→ SHORT PROBLEM
Verbatim output of all the material below is required.
** BEGIN RAW DATA **
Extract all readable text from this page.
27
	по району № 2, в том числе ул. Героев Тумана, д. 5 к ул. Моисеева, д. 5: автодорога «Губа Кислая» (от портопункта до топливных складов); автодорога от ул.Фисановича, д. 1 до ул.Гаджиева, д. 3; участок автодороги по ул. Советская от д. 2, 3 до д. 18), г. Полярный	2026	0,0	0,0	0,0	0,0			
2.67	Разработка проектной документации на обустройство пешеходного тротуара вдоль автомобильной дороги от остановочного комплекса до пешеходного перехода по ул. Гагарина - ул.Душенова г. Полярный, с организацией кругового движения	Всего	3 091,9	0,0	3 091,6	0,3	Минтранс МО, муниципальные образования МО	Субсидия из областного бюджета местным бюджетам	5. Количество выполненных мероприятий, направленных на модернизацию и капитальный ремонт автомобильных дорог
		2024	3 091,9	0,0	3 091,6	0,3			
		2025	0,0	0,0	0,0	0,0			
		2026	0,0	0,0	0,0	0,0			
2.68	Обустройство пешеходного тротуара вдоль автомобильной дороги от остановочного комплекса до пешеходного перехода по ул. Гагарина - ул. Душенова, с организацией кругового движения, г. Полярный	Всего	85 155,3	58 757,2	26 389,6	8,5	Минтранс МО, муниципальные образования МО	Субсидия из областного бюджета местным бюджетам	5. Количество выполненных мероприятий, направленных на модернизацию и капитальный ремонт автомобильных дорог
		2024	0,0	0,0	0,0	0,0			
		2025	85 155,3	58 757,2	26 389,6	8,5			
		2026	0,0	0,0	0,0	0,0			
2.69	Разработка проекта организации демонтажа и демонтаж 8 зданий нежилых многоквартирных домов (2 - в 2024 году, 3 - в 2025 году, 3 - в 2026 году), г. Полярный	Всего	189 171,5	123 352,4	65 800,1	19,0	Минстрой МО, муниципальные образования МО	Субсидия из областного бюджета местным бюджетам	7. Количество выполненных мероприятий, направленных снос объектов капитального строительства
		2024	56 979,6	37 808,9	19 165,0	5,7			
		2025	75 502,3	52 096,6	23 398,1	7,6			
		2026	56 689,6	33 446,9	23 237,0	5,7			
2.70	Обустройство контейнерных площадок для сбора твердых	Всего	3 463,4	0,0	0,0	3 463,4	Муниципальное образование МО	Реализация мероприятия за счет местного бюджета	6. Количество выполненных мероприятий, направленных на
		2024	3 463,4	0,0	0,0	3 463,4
** END RAW DATA **
→ OUTPUT OF THE TASK
Extract all readable text from this page.
27
	по району № 2, в том числе ул. Героев Тумана, д. 5 к ул. Моисеева, д. 5: автодорога «Губа Кислая» (от портопункта до топливных складов); автодорога от ул.Фисановича, д. 1 до ул.Гаджиева, д. 3; участок автодороги по ул. Советская от д. 2, 3 до д. 18), г. Полярный	2026	0,0	0,0	0,0	0,0			
2.67	Разработка проектной документации на обустройство пешеходного тротуара вдоль автомобильной дороги от остановочного комплекса до пешеходного перехода по ул. Гагарина - ул.Душенова г. Полярный, с организацией кругового движения	Всего	3 091,9	0,0	3 091,6	0,3	Минтранс МО, муниципальные образования МО	Субсидия из областного бюджета местным бюджетам	5. Количество выполненных мероприятий, направленных на модернизацию и капитальный ремонт автомобильных дорог
		2024	3 091,9	0,0	3 091,6	0,3			
		2025	0,0	0,0	0,0	0,0			
		2026	0,0	0,0	0,0	0,0			
2.68	Обустройство пешеходного тротуара вдоль автомобильной дороги от остановочного комплекса до пешеходного перехода по ул. Гагарина - ул. Душенова, с организацией кругового движения, г. Полярный	Всего	85 155,3	58 757,2	26 389,6	8,5	Минтранс МО, муниципальные образования МО	Субсидия из областного бюджета местным бюджетам	5. Количество выполненных мероприятий, направленных на модернизацию и капитальный ремонт автомобильных дорог
		2024	0,0	0,0	0,0	0,0			
		2025	85 155,3	58 757,2	26 389,6	8,5			
		2026	0,0	0,0	0,0	0,0			
2.69	Разработка проекта организации демонтажа и демонтаж 8 зданий нежилых многоквартирных домов (2 - в 2024 году, 3 - в 2025 году, 3 - в 2026 году), г. Полярный	Всего	189 171,5	123 352,4	65 800,1	19,0	Минстрой МО, муниципальные образования МО	Субсидия из областного бюджета местным бюджетам	7. Количество выполненных мероприятий, направленных снос объектов капитального строительства
		2024	56 979,6	37 808,9	19 165,0	5,7			
		2025	75 502,3	52 096,6	23 398,1	7,6			
		2026	56 689,6	33 446,9	23 237,0	5,7			
2.70	Обустройство контейнерных площадок для сбора твердых	Всего	3 463,4	0,0	0,0	3 463,4	Муниципальное образование МО	Реализация мероприятия за счет местного бюджета	6. Количество выполненных мероприятий, направленных на
		2024	3 463,4	0,0	0,0	3 463,4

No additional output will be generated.